** start of SOURCE DATA **
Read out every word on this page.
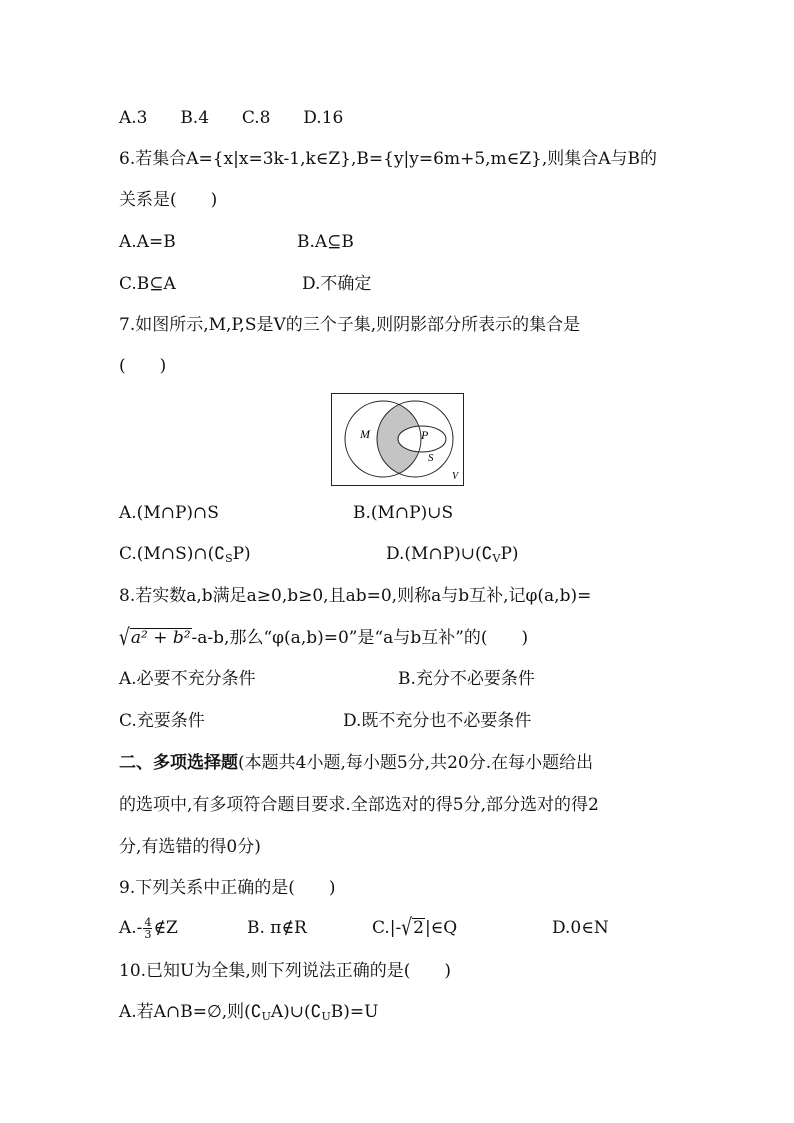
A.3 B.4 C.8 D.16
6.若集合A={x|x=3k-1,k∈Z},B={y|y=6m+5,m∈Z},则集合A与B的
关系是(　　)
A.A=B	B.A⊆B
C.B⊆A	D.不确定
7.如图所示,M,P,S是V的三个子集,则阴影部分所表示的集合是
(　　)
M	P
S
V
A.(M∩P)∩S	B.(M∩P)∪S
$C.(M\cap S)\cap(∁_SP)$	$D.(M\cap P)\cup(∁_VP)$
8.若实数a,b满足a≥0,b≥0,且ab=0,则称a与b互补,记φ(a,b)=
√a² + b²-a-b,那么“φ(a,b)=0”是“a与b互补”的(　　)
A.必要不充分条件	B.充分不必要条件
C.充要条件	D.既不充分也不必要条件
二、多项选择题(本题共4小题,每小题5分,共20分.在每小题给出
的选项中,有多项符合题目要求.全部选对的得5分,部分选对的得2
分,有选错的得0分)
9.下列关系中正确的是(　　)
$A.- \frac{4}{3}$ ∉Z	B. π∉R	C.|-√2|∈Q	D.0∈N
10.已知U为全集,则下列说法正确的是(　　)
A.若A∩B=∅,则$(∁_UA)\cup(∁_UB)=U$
** end of SOURCE DATA **
Retype all of the entries exactly as written, leaving out any images.

Read out every word on this page.
A.3 B.4 C.8 D.16
6.若集合A={x|x=3k-1,k∈Z},B={y|y=6m+5,m∈Z},则集合A与B的
关系是(　　)
A.A=B	B.A⊆B
C.B⊆A	D.不确定
7.如图所示,M,P,S是V的三个子集,则阴影部分所表示的集合是
(　　)
M	P
S
V
A.(M∩P)∩S	B.(M∩P)∪S
$C.(M\cap S)\cap(∁_SP)$	$D.(M\cap P)\cup(∁_VP)$
8.若实数a,b满足a≥0,b≥0,且ab=0,则称a与b互补,记φ(a,b)=
√a² + b²-a-b,那么“φ(a,b)=0”是“a与b互补”的(　　)
A.必要不充分条件	B.充分不必要条件
C.充要条件	D.既不充分也不必要条件
二、多项选择题(本题共4小题,每小题5分,共20分.在每小题给出
的选项中,有多项符合题目要求.全部选对的得5分,部分选对的得2
分,有选错的得0分)
9.下列关系中正确的是(　　)
$A.- \frac{4}{3}$ ∉Z	B. π∉R	C.|-√2|∈Q	D.0∈N
10.已知U为全集,则下列说法正确的是(　　)
A.若A∩B=∅,则$(∁_UA)\cup(∁_UB)=U$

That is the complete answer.